**The exercise:**
List each line of the data in which the string "Williams" appears.

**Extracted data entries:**
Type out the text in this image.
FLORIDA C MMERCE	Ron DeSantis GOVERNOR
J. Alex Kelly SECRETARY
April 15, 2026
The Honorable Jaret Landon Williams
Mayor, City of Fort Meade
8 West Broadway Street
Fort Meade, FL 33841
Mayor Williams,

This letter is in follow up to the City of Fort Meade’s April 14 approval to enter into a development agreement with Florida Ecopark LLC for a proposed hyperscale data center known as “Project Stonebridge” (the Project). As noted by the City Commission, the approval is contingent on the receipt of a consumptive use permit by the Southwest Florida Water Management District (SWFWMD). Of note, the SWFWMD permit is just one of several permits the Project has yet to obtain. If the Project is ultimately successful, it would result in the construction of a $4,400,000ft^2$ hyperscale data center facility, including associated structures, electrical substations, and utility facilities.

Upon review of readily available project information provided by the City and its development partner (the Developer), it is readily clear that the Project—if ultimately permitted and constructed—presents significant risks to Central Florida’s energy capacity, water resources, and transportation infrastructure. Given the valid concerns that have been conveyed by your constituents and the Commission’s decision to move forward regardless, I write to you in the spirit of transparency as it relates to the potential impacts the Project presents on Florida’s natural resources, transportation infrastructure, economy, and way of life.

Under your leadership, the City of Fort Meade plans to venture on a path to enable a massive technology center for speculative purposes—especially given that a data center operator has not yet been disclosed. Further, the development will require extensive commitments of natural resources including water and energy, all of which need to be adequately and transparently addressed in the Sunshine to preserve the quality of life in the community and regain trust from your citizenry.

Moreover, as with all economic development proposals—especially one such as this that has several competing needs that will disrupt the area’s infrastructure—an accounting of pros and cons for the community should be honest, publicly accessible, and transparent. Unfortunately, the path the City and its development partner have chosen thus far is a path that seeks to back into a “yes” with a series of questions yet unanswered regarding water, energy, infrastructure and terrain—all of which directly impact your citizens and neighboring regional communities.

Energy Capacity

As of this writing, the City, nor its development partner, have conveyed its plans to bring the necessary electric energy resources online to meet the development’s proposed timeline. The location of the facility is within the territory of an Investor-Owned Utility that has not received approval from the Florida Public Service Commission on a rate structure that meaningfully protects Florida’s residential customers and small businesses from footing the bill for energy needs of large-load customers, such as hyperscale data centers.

**Solution to this task:**
The Honorable Jaret Landon Williams
Mayor Williams,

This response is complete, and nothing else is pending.